[Data excerpts]
** BEGIN **

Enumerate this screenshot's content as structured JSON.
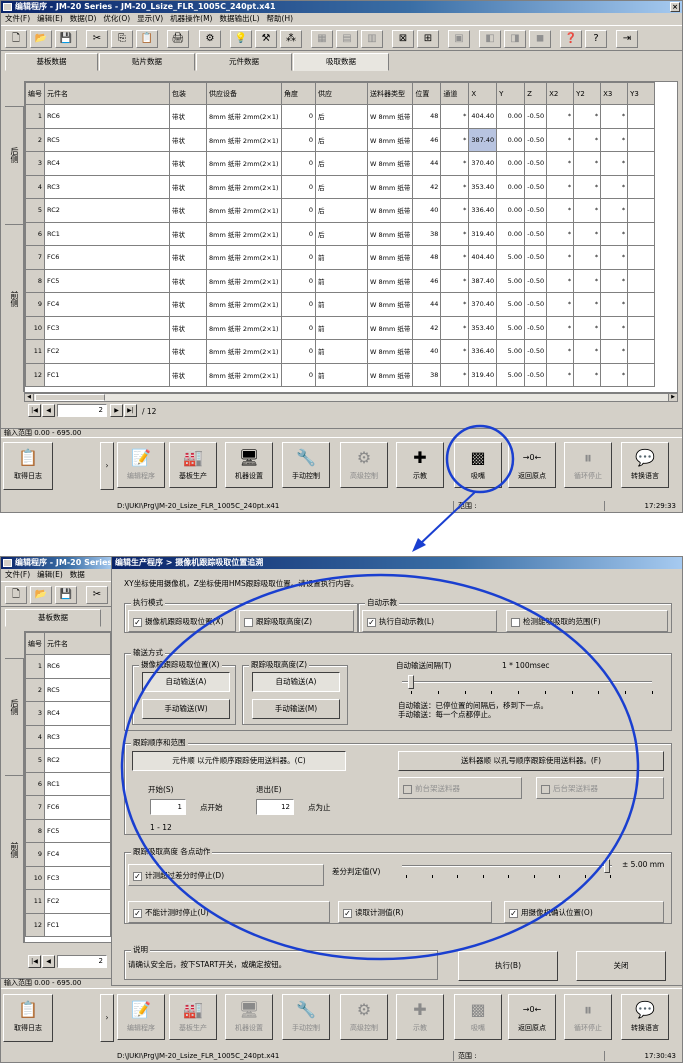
{
  "win1": {
    "title": "编辑程序 - JM-20 Series - JM-20_Lsize_FLR_1005C_240pt.x41"
  },
  "win2": {
    "title": "编辑程序 - JM-20 Series"
  },
  "menu": [
    "文件(F)",
    "编辑(E)",
    "数据(D)",
    "优化(O)",
    "显示(V)",
    "机器操作(M)",
    "数据输出(L)",
    "帮助(H)"
  ],
  "menu2": [
    "文件(F)",
    "编辑(E)",
    "数据"
  ],
  "tabs": [
    "基板数据",
    "贴片数据",
    "元件数据",
    "吸取数据"
  ],
  "tabs2": [
    "基板数据"
  ],
  "grid": {
    "headers": [
      "编号",
      "元件名",
      "包装",
      "供应设备",
      "角度",
      "供应",
      "送料器类型",
      "位置",
      "通道",
      "X",
      "Y",
      "Z",
      "X2",
      "Y2",
      "X3",
      "Y3"
    ],
    "rows": [
      [
        "1",
        "RC6",
        "带状",
        "8mm 纸带 2mm(2×1)",
        "0",
        "后",
        "W 8mm 纸带",
        "48",
        "*",
        "404.40",
        "0.00",
        "-0.50",
        "*",
        "*",
        "*",
        ""
      ],
      [
        "2",
        "RC5",
        "带状",
        "8mm 纸带 2mm(2×1)",
        "0",
        "后",
        "W 8mm 纸带",
        "46",
        "*",
        "387.40",
        "0.00",
        "-0.50",
        "*",
        "*",
        "*",
        ""
      ],
      [
        "3",
        "RC4",
        "带状",
        "8mm 纸带 2mm(2×1)",
        "0",
        "后",
        "W 8mm 纸带",
        "44",
        "*",
        "370.40",
        "0.00",
        "-0.50",
        "*",
        "*",
        "*",
        ""
      ],
      [
        "4",
        "RC3",
        "带状",
        "8mm 纸带 2mm(2×1)",
        "0",
        "后",
        "W 8mm 纸带",
        "42",
        "*",
        "353.40",
        "0.00",
        "-0.50",
        "*",
        "*",
        "*",
        ""
      ],
      [
        "5",
        "RC2",
        "带状",
        "8mm 纸带 2mm(2×1)",
        "0",
        "后",
        "W 8mm 纸带",
        "40",
        "*",
        "336.40",
        "0.00",
        "-0.50",
        "*",
        "*",
        "*",
        ""
      ],
      [
        "6",
        "RC1",
        "带状",
        "8mm 纸带 2mm(2×1)",
        "0",
        "后",
        "W 8mm 纸带",
        "38",
        "*",
        "319.40",
        "0.00",
        "-0.50",
        "*",
        "*",
        "*",
        ""
      ],
      [
        "7",
        "FC6",
        "带状",
        "8mm 纸带 2mm(2×1)",
        "0",
        "前",
        "W 8mm 纸带",
        "48",
        "*",
        "404.40",
        "5.00",
        "-0.50",
        "*",
        "*",
        "*",
        ""
      ],
      [
        "8",
        "FC5",
        "带状",
        "8mm 纸带 2mm(2×1)",
        "0",
        "前",
        "W 8mm 纸带",
        "46",
        "*",
        "387.40",
        "5.00",
        "-0.50",
        "*",
        "*",
        "*",
        ""
      ],
      [
        "9",
        "FC4",
        "带状",
        "8mm 纸带 2mm(2×1)",
        "0",
        "前",
        "W 8mm 纸带",
        "44",
        "*",
        "370.40",
        "5.00",
        "-0.50",
        "*",
        "*",
        "*",
        ""
      ],
      [
        "10",
        "FC3",
        "带状",
        "8mm 纸带 2mm(2×1)",
        "0",
        "前",
        "W 8mm 纸带",
        "42",
        "*",
        "353.40",
        "5.00",
        "-0.50",
        "*",
        "*",
        "*",
        ""
      ],
      [
        "11",
        "FC2",
        "带状",
        "8mm 纸带 2mm(2×1)",
        "0",
        "前",
        "W 8mm 纸带",
        "40",
        "*",
        "336.40",
        "5.00",
        "-0.50",
        "*",
        "*",
        "*",
        ""
      ],
      [
        "12",
        "FC1",
        "带状",
        "8mm 纸带 2mm(2×1)",
        "0",
        "前",
        "W 8mm 纸带",
        "38",
        "*",
        "319.40",
        "5.00",
        "-0.50",
        "*",
        "*",
        "*",
        ""
      ]
    ]
  },
  "side": {
    "rear": "后侧",
    "front": "前侧"
  },
  "nav": {
    "page": "2",
    "total": "/ 12"
  },
  "range": "输入范围 0.00 - 695.00",
  "bottom": {
    "log": "取得日志",
    "b1": "编辑程序",
    "b2": "基板生产",
    "b3": "机器设置",
    "b4": "手动控制",
    "b5": "高级控制",
    "b6": "示教",
    "b7": "吸嘴",
    "b8": "返回原点",
    "b9": "循环停止",
    "b10": "转换语言"
  },
  "path1": "D:\\JUKI\\Prg\\JM-20_Lsize_FLR_1005C_240pt.x41",
  "scope": "范围 :",
  "time1": "17:29:33",
  "time2": "17:30:43",
  "dlg": {
    "title": "编辑生产程序 > 摄像机跟踪吸取位置追溯",
    "intro": "XY坐标使用摄像机，Z坐标使用HMS跟踪吸取位置。请设置执行内容。",
    "exec_mode": "执行模式",
    "cam_track": "摄像机跟踪吸取位置(X)",
    "track_height": "跟踪吸取高度(Z)",
    "auto_teach": "自动示教",
    "exec_auto": "执行自动示教(L)",
    "check_range": "检测能够吸取的范围(F)",
    "feed": "输送方式",
    "cam_pos": "摄像机跟踪吸取位置(X)",
    "track_h": "跟踪吸取高度(Z)",
    "auto1": "自动输送(A)",
    "manual1": "手动输送(W)",
    "auto2": "自动输送(A)",
    "manual2": "手动输送(M)",
    "interval": "自动输送间隔(T)",
    "interval_val": "1 * 100msec",
    "note1": "自动输送：已停位置的间隔后，移到下一点。",
    "note2": "手动输送：每一个点都停止。",
    "order": "跟踪顺序和范围",
    "by_part": "元件顺  以元件顺序跟踪使用送料器。(C)",
    "by_feeder": "送料器顺  以孔号顺序跟踪使用送料器。(F)",
    "start": "开始(S)",
    "start_val": "1",
    "start_unit": "点开始",
    "end": "退出(E)",
    "end_val": "12",
    "end_unit": "点为止",
    "range": "1 - 12",
    "front_f": "前台架送料器",
    "rear_f": "后台架送料器",
    "height_grp": "跟踪吸取高度  各点动作",
    "stop_diff": "计测超过差分时停止(D)",
    "diff_limit": "差分判定值(V)",
    "diff_val": "± 5.00 mm",
    "stop_unmeas": "不能计测时停止(U)",
    "read_val": "读取计测值(R)",
    "cam_confirm": "用摄像机确认位置(O)",
    "desc_title": "说明",
    "desc": "请确认安全后，按下START开关，或确定按钮。",
    "run": "执行(B)",
    "close": "关闭"
  },
  "annotation_color": "#1a3fd0"
}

** END **

Copy the records exactly as they appear, excluding images.

Output for this task →
Enumerate this screenshot's content as structured JSON.
{
  "win1": {
    "title": "编辑程序 - JM-20 Series - JM-20_Lsize_FLR_1005C_240pt.x41"
  },
  "win2": {
    "title": "编辑程序 - JM-20 Series"
  },
  "menu": [
    "文件(F)",
    "编辑(E)",
    "数据(D)",
    "优化(O)",
    "显示(V)",
    "机器操作(M)",
    "数据输出(L)",
    "帮助(H)"
  ],
  "menu2": [
    "文件(F)",
    "编辑(E)",
    "数据"
  ],
  "tabs": [
    "基板数据",
    "贴片数据",
    "元件数据",
    "吸取数据"
  ],
  "tabs2": [
    "基板数据"
  ],
  "grid": {
    "headers": [
      "编号",
      "元件名",
      "包装",
      "供应设备",
      "角度",
      "供应",
      "送料器类型",
      "位置",
      "通道",
      "X",
      "Y",
      "Z",
      "X2",
      "Y2",
      "X3",
      "Y3"
    ],
    "rows": [
      [
        "1",
        "RC6",
        "带状",
        "8mm 纸带 2mm(2×1)",
        "0",
        "后",
        "W 8mm 纸带",
        "48",
        "*",
        "404.40",
        "0.00",
        "-0.50",
        "*",
        "*",
        "*",
        ""
      ],
      [
        "2",
        "RC5",
        "带状",
        "8mm 纸带 2mm(2×1)",
        "0",
        "后",
        "W 8mm 纸带",
        "46",
        "*",
        "387.40",
        "0.00",
        "-0.50",
        "*",
        "*",
        "*",
        ""
      ],
      [
        "3",
        "RC4",
        "带状",
        "8mm 纸带 2mm(2×1)",
        "0",
        "后",
        "W 8mm 纸带",
        "44",
        "*",
        "370.40",
        "0.00",
        "-0.50",
        "*",
        "*",
        "*",
        ""
      ],
      [
        "4",
        "RC3",
        "带状",
        "8mm 纸带 2mm(2×1)",
        "0",
        "后",
        "W 8mm 纸带",
        "42",
        "*",
        "353.40",
        "0.00",
        "-0.50",
        "*",
        "*",
        "*",
        ""
      ],
      [
        "5",
        "RC2",
        "带状",
        "8mm 纸带 2mm(2×1)",
        "0",
        "后",
        "W 8mm 纸带",
        "40",
        "*",
        "336.40",
        "0.00",
        "-0.50",
        "*",
        "*",
        "*",
        ""
      ],
      [
        "6",
        "RC1",
        "带状",
        "8mm 纸带 2mm(2×1)",
        "0",
        "后",
        "W 8mm 纸带",
        "38",
        "*",
        "319.40",
        "0.00",
        "-0.50",
        "*",
        "*",
        "*",
        ""
      ],
      [
        "7",
        "FC6",
        "带状",
        "8mm 纸带 2mm(2×1)",
        "0",
        "前",
        "W 8mm 纸带",
        "48",
        "*",
        "404.40",
        "5.00",
        "-0.50",
        "*",
        "*",
        "*",
        ""
      ],
      [
        "8",
        "FC5",
        "带状",
        "8mm 纸带 2mm(2×1)",
        "0",
        "前",
        "W 8mm 纸带",
        "46",
        "*",
        "387.40",
        "5.00",
        "-0.50",
        "*",
        "*",
        "*",
        ""
      ],
      [
        "9",
        "FC4",
        "带状",
        "8mm 纸带 2mm(2×1)",
        "0",
        "前",
        "W 8mm 纸带",
        "44",
        "*",
        "370.40",
        "5.00",
        "-0.50",
        "*",
        "*",
        "*",
        ""
      ],
      [
        "10",
        "FC3",
        "带状",
        "8mm 纸带 2mm(2×1)",
        "0",
        "前",
        "W 8mm 纸带",
        "42",
        "*",
        "353.40",
        "5.00",
        "-0.50",
        "*",
        "*",
        "*",
        ""
      ],
      [
        "11",
        "FC2",
        "带状",
        "8mm 纸带 2mm(2×1)",
        "0",
        "前",
        "W 8mm 纸带",
        "40",
        "*",
        "336.40",
        "5.00",
        "-0.50",
        "*",
        "*",
        "*",
        ""
      ],
      [
        "12",
        "FC1",
        "带状",
        "8mm 纸带 2mm(2×1)",
        "0",
        "前",
        "W 8mm 纸带",
        "38",
        "*",
        "319.40",
        "5.00",
        "-0.50",
        "*",
        "*",
        "*",
        ""
      ]
    ]
  },
  "side": {
    "rear": "后侧",
    "front": "前侧"
  },
  "nav": {
    "page": "2",
    "total": "/ 12"
  },
  "range": "输入范围 0.00 - 695.00",
  "bottom": {
    "log": "取得日志",
    "b1": "编辑程序",
    "b2": "基板生产",
    "b3": "机器设置",
    "b4": "手动控制",
    "b5": "高级控制",
    "b6": "示教",
    "b7": "吸嘴",
    "b8": "返回原点",
    "b9": "循环停止",
    "b10": "转换语言"
  },
  "path1": "D:\\JUKI\\Prg\\JM-20_Lsize_FLR_1005C_240pt.x41",
  "scope": "范围 :",
  "time1": "17:29:33",
  "time2": "17:30:43",
  "dlg": {
    "title": "编辑生产程序 > 摄像机跟踪吸取位置追溯",
    "intro": "XY坐标使用摄像机，Z坐标使用HMS跟踪吸取位置。请设置执行内容。",
    "exec_mode": "执行模式",
    "cam_track": "摄像机跟踪吸取位置(X)",
    "track_height": "跟踪吸取高度(Z)",
    "auto_teach": "自动示教",
    "exec_auto": "执行自动示教(L)",
    "check_range": "检测能够吸取的范围(F)",
    "feed": "输送方式",
    "cam_pos": "摄像机跟踪吸取位置(X)",
    "track_h": "跟踪吸取高度(Z)",
    "auto1": "自动输送(A)",
    "manual1": "手动输送(W)",
    "auto2": "自动输送(A)",
    "manual2": "手动输送(M)",
    "interval": "自动输送间隔(T)",
    "interval_val": "1 * 100msec",
    "note1": "自动输送：已停位置的间隔后，移到下一点。",
    "note2": "手动输送：每一个点都停止。",
    "order": "跟踪顺序和范围",
    "by_part": "元件顺  以元件顺序跟踪使用送料器。(C)",
    "by_feeder": "送料器顺  以孔号顺序跟踪使用送料器。(F)",
    "start": "开始(S)",
    "start_val": "1",
    "start_unit": "点开始",
    "end": "退出(E)",
    "end_val": "12",
    "end_unit": "点为止",
    "range": "1 - 12",
    "front_f": "前台架送料器",
    "rear_f": "后台架送料器",
    "height_grp": "跟踪吸取高度  各点动作",
    "stop_diff": "计测超过差分时停止(D)",
    "diff_limit": "差分判定值(V)",
    "diff_val": "± 5.00 mm",
    "stop_unmeas": "不能计测时停止(U)",
    "read_val": "读取计测值(R)",
    "cam_confirm": "用摄像机确认位置(O)",
    "desc_title": "说明",
    "desc": "请确认安全后，按下START开关，或确定按钮。",
    "run": "执行(B)",
    "close": "关闭"
  },
  "annotation_color": "#1a3fd0"
}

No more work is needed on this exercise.